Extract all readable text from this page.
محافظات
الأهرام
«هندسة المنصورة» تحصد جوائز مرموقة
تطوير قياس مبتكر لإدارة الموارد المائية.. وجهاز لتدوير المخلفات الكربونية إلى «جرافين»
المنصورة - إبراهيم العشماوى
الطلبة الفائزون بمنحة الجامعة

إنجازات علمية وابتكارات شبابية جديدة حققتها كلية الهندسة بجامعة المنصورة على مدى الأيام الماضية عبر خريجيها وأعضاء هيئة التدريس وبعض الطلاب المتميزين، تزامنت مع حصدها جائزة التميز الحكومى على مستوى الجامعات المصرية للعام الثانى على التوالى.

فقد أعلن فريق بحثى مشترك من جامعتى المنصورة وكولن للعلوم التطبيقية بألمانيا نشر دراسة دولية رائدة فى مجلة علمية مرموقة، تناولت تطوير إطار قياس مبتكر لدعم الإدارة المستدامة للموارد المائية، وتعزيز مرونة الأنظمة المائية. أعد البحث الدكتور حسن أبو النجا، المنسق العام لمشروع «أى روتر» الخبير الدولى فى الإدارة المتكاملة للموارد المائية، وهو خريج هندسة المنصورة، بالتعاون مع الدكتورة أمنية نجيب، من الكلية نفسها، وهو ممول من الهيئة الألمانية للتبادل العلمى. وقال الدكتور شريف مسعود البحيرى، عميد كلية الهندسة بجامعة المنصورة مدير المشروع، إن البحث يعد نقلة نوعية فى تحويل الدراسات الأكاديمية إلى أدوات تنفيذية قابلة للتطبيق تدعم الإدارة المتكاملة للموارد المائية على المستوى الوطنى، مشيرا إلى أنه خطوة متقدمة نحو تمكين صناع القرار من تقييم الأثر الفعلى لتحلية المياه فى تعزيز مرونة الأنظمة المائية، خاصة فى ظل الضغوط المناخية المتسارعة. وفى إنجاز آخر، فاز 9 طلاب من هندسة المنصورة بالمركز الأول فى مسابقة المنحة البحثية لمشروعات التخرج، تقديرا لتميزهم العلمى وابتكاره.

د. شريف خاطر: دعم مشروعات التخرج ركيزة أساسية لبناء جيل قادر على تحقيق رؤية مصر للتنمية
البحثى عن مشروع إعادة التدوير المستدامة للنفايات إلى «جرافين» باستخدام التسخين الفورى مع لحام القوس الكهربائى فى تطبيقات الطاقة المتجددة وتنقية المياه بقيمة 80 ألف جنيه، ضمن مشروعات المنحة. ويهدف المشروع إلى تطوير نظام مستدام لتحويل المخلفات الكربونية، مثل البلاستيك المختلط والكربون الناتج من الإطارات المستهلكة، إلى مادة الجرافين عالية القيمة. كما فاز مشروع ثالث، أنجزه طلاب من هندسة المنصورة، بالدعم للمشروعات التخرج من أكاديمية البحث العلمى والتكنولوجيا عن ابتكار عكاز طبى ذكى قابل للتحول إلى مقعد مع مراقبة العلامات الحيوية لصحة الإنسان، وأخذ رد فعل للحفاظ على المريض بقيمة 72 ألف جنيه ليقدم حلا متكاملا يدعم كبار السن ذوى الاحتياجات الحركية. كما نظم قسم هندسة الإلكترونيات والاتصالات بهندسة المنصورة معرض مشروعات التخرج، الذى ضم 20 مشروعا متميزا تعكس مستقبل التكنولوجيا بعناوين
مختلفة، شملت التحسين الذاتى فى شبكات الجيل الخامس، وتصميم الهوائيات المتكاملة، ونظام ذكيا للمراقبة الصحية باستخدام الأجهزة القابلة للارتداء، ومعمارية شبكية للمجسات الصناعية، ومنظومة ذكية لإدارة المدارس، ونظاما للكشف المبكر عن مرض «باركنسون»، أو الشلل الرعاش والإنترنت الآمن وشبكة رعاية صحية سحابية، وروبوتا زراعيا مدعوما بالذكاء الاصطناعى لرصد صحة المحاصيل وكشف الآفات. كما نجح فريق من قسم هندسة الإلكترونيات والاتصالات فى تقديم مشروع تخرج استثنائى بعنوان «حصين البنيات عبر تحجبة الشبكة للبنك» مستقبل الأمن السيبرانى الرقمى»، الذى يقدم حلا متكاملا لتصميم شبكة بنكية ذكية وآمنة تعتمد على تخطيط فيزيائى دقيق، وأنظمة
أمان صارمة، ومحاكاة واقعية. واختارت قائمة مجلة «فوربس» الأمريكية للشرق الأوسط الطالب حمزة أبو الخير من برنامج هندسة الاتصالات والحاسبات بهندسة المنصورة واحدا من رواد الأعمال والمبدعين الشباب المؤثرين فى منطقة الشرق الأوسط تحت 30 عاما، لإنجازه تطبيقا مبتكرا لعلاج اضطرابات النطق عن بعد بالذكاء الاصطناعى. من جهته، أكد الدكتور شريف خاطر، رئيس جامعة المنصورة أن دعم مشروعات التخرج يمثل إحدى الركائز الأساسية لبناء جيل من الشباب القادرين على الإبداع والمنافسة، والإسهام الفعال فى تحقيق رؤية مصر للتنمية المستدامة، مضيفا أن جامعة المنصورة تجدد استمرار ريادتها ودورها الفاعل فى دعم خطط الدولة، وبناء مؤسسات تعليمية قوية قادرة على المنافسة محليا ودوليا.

==

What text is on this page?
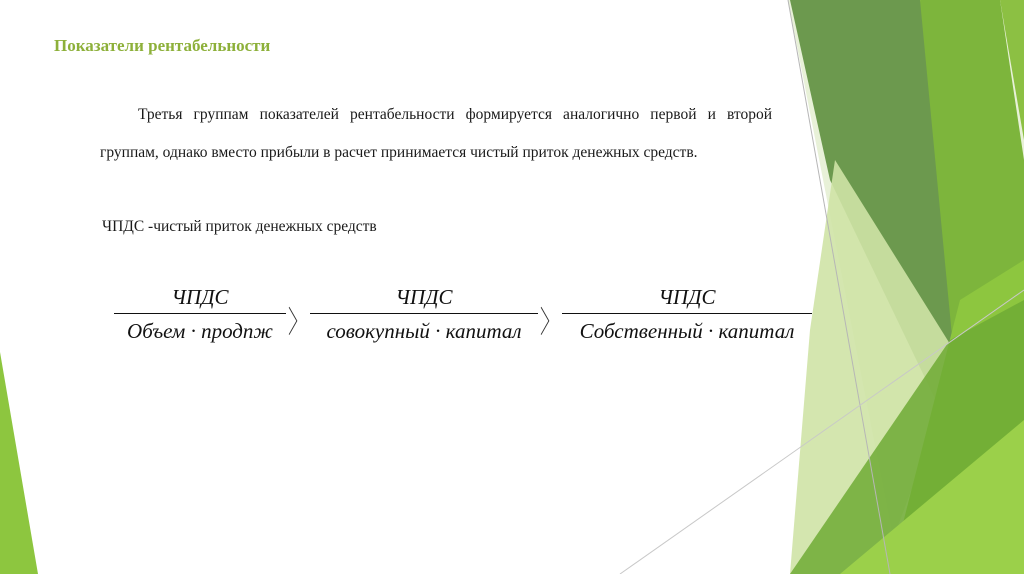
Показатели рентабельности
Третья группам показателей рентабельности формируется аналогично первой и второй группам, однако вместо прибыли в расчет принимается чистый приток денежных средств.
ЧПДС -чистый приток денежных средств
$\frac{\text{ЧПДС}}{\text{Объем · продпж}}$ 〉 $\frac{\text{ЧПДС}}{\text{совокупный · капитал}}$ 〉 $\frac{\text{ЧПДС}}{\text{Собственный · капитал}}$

==

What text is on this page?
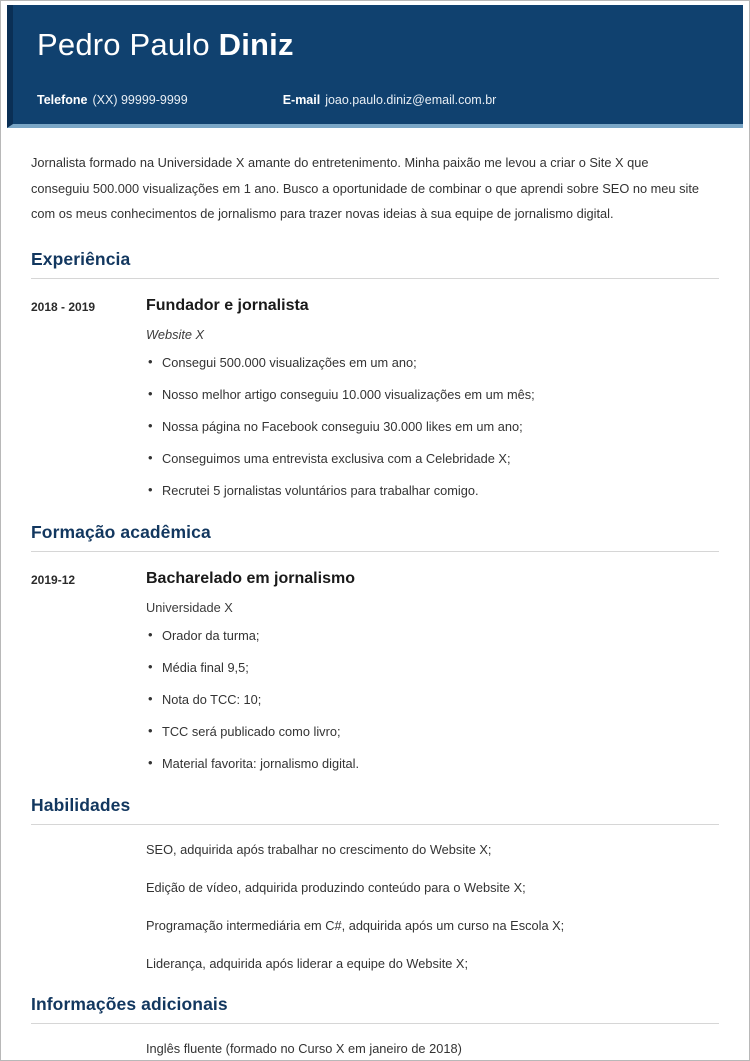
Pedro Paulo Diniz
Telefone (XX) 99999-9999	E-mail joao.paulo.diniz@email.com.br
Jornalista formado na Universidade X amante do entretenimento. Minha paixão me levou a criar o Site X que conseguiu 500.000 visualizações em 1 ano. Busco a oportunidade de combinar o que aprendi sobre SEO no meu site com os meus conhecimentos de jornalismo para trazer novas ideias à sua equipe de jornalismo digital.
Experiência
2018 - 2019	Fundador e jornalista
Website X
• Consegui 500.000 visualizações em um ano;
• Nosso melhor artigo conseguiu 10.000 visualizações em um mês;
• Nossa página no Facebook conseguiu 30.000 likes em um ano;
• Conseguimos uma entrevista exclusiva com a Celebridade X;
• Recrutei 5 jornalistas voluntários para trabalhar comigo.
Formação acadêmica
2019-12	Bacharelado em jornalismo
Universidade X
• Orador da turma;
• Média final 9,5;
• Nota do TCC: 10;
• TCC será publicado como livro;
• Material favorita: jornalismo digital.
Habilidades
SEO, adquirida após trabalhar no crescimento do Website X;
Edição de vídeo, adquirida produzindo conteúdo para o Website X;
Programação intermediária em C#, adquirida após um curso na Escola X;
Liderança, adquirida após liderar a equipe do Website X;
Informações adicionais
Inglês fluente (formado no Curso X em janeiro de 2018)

▶ [INSTRUCTIONS FOR THE TASK]:
Where a line above includes "após", copy that line.

▶ [ANSWER TO THIS TASK]:
SEO, adquirida após trabalhar no crescimento do Website X;
Programação intermediária em C#, adquirida após um curso na Escola X;
Liderança, adquirida após liderar a equipe do Website X;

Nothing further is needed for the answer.